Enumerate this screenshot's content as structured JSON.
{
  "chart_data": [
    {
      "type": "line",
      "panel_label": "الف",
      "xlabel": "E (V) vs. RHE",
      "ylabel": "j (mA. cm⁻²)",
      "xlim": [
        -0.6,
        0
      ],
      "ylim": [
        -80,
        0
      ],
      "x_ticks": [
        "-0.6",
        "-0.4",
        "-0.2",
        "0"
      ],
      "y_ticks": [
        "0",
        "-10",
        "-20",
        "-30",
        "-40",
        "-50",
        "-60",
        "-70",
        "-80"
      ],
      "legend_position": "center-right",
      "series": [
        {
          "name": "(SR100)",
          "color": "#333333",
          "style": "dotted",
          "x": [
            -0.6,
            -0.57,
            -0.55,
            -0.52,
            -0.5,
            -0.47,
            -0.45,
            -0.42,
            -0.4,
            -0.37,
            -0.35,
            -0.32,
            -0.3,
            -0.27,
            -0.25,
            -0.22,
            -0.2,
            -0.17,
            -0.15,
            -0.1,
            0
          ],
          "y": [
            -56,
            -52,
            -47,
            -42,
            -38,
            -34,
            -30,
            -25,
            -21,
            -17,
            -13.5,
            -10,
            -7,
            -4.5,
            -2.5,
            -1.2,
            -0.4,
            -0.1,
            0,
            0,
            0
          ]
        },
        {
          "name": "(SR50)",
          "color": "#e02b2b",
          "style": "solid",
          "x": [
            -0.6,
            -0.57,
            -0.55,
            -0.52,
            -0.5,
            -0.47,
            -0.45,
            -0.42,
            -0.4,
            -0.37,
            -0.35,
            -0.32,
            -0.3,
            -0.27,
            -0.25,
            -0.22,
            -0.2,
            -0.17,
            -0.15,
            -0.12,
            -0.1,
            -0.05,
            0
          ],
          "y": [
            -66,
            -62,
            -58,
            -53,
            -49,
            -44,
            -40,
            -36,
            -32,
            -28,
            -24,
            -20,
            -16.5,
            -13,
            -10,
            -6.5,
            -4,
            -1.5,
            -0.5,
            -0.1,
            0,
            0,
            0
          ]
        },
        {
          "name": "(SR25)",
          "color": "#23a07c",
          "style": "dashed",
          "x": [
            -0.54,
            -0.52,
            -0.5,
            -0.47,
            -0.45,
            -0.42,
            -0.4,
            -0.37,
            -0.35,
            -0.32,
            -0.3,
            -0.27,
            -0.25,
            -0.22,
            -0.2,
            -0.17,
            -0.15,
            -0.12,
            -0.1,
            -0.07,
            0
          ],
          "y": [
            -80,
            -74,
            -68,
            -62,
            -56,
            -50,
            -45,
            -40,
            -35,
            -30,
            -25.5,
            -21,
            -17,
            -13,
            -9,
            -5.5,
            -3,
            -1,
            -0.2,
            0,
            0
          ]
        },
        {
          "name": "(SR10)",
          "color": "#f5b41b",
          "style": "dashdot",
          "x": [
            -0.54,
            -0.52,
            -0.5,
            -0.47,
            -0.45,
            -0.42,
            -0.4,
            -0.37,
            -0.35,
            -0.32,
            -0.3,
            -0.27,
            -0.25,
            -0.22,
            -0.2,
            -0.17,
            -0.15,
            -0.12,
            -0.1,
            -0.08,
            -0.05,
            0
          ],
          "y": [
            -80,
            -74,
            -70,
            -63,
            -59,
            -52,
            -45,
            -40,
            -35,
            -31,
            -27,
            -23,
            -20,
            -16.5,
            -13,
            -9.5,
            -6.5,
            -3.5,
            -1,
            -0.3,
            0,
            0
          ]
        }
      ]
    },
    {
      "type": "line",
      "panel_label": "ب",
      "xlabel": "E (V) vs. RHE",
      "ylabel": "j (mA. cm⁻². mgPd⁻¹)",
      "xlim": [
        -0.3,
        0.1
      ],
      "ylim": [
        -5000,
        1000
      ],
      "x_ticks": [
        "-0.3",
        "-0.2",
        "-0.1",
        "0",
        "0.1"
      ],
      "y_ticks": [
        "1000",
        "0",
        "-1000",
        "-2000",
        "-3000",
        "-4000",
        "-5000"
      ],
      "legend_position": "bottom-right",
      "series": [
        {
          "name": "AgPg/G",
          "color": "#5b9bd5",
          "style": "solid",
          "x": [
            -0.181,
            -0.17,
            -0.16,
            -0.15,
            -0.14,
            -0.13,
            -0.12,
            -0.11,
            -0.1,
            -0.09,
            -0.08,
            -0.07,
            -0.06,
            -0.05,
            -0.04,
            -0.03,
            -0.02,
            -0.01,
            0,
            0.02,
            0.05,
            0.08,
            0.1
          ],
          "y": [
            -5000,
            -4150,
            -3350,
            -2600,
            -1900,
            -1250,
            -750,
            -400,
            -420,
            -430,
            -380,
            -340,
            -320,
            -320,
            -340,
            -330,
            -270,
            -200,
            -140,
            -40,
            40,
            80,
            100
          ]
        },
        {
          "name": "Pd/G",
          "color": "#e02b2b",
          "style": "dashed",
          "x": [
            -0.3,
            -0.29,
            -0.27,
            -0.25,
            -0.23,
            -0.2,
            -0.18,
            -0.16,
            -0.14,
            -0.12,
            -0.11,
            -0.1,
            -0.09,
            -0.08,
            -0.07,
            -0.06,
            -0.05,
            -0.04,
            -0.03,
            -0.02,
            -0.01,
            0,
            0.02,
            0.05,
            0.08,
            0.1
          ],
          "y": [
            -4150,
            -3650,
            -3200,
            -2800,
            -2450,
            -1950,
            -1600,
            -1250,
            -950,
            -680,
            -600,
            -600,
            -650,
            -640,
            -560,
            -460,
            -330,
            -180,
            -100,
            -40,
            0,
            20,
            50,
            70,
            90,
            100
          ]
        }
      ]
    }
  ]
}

Work instructions: Every entry needs to be retyped exactly.

Worked answer:
Enumerate this screenshot's content as structured JSON.
{
  "chart_data": [
    {
      "type": "line",
      "panel_label": "الف",
      "xlabel": "E (V) vs. RHE",
      "ylabel": "j (mA. cm⁻²)",
      "xlim": [
        -0.6,
        0
      ],
      "ylim": [
        -80,
        0
      ],
      "x_ticks": [
        "-0.6",
        "-0.4",
        "-0.2",
        "0"
      ],
      "y_ticks": [
        "0",
        "-10",
        "-20",
        "-30",
        "-40",
        "-50",
        "-60",
        "-70",
        "-80"
      ],
      "legend_position": "center-right",
      "series": [
        {
          "name": "(SR100)",
          "color": "#333333",
          "style": "dotted",
          "x": [
            -0.6,
            -0.57,
            -0.55,
            -0.52,
            -0.5,
            -0.47,
            -0.45,
            -0.42,
            -0.4,
            -0.37,
            -0.35,
            -0.32,
            -0.3,
            -0.27,
            -0.25,
            -0.22,
            -0.2,
            -0.17,
            -0.15,
            -0.1,
            0
          ],
          "y": [
            -56,
            -52,
            -47,
            -42,
            -38,
            -34,
            -30,
            -25,
            -21,
            -17,
            -13.5,
            -10,
            -7,
            -4.5,
            -2.5,
            -1.2,
            -0.4,
            -0.1,
            0,
            0,
            0
          ]
        },
        {
          "name": "(SR50)",
          "color": "#e02b2b",
          "style": "solid",
          "x": [
            -0.6,
            -0.57,
            -0.55,
            -0.52,
            -0.5,
            -0.47,
            -0.45,
            -0.42,
            -0.4,
            -0.37,
            -0.35,
            -0.32,
            -0.3,
            -0.27,
            -0.25,
            -0.22,
            -0.2,
            -0.17,
            -0.15,
            -0.12,
            -0.1,
            -0.05,
            0
          ],
          "y": [
            -66,
            -62,
            -58,
            -53,
            -49,
            -44,
            -40,
            -36,
            -32,
            -28,
            -24,
            -20,
            -16.5,
            -13,
            -10,
            -6.5,
            -4,
            -1.5,
            -0.5,
            -0.1,
            0,
            0,
            0
          ]
        },
        {
          "name": "(SR25)",
          "color": "#23a07c",
          "style": "dashed",
          "x": [
            -0.54,
            -0.52,
            -0.5,
            -0.47,
            -0.45,
            -0.42,
            -0.4,
            -0.37,
            -0.35,
            -0.32,
            -0.3,
            -0.27,
            -0.25,
            -0.22,
            -0.2,
            -0.17,
            -0.15,
            -0.12,
            -0.1,
            -0.07,
            0
          ],
          "y": [
            -80,
            -74,
            -68,
            -62,
            -56,
            -50,
            -45,
            -40,
            -35,
            -30,
            -25.5,
            -21,
            -17,
            -13,
            -9,
            -5.5,
            -3,
            -1,
            -0.2,
            0,
            0
          ]
        },
        {
          "name": "(SR10)",
          "color": "#f5b41b",
          "style": "dashdot",
          "x": [
            -0.54,
            -0.52,
            -0.5,
            -0.47,
            -0.45,
            -0.42,
            -0.4,
            -0.37,
            -0.35,
            -0.32,
            -0.3,
            -0.27,
            -0.25,
            -0.22,
            -0.2,
            -0.17,
            -0.15,
            -0.12,
            -0.1,
            -0.08,
            -0.05,
            0
          ],
          "y": [
            -80,
            -74,
            -70,
            -63,
            -59,
            -52,
            -45,
            -40,
            -35,
            -31,
            -27,
            -23,
            -20,
            -16.5,
            -13,
            -9.5,
            -6.5,
            -3.5,
            -1,
            -0.3,
            0,
            0
          ]
        }
      ]
    },
    {
      "type": "line",
      "panel_label": "ب",
      "xlabel": "E (V) vs. RHE",
      "ylabel": "j (mA. cm⁻². mgPd⁻¹)",
      "xlim": [
        -0.3,
        0.1
      ],
      "ylim": [
        -5000,
        1000
      ],
      "x_ticks": [
        "-0.3",
        "-0.2",
        "-0.1",
        "0",
        "0.1"
      ],
      "y_ticks": [
        "1000",
        "0",
        "-1000",
        "-2000",
        "-3000",
        "-4000",
        "-5000"
      ],
      "legend_position": "bottom-right",
      "series": [
        {
          "name": "AgPg/G",
          "color": "#5b9bd5",
          "style": "solid",
          "x": [
            -0.181,
            -0.17,
            -0.16,
            -0.15,
            -0.14,
            -0.13,
            -0.12,
            -0.11,
            -0.1,
            -0.09,
            -0.08,
            -0.07,
            -0.06,
            -0.05,
            -0.04,
            -0.03,
            -0.02,
            -0.01,
            0,
            0.02,
            0.05,
            0.08,
            0.1
          ],
          "y": [
            -5000,
            -4150,
            -3350,
            -2600,
            -1900,
            -1250,
            -750,
            -400,
            -420,
            -430,
            -380,
            -340,
            -320,
            -320,
            -340,
            -330,
            -270,
            -200,
            -140,
            -40,
            40,
            80,
            100
          ]
        },
        {
          "name": "Pd/G",
          "color": "#e02b2b",
          "style": "dashed",
          "x": [
            -0.3,
            -0.29,
            -0.27,
            -0.25,
            -0.23,
            -0.2,
            -0.18,
            -0.16,
            -0.14,
            -0.12,
            -0.11,
            -0.1,
            -0.09,
            -0.08,
            -0.07,
            -0.06,
            -0.05,
            -0.04,
            -0.03,
            -0.02,
            -0.01,
            0,
            0.02,
            0.05,
            0.08,
            0.1
          ],
          "y": [
            -4150,
            -3650,
            -3200,
            -2800,
            -2450,
            -1950,
            -1600,
            -1250,
            -950,
            -680,
            -600,
            -600,
            -650,
            -640,
            -560,
            -460,
            -330,
            -180,
            -100,
            -40,
            0,
            20,
            50,
            70,
            90,
            100
          ]
        }
      ]
    }
  ]
}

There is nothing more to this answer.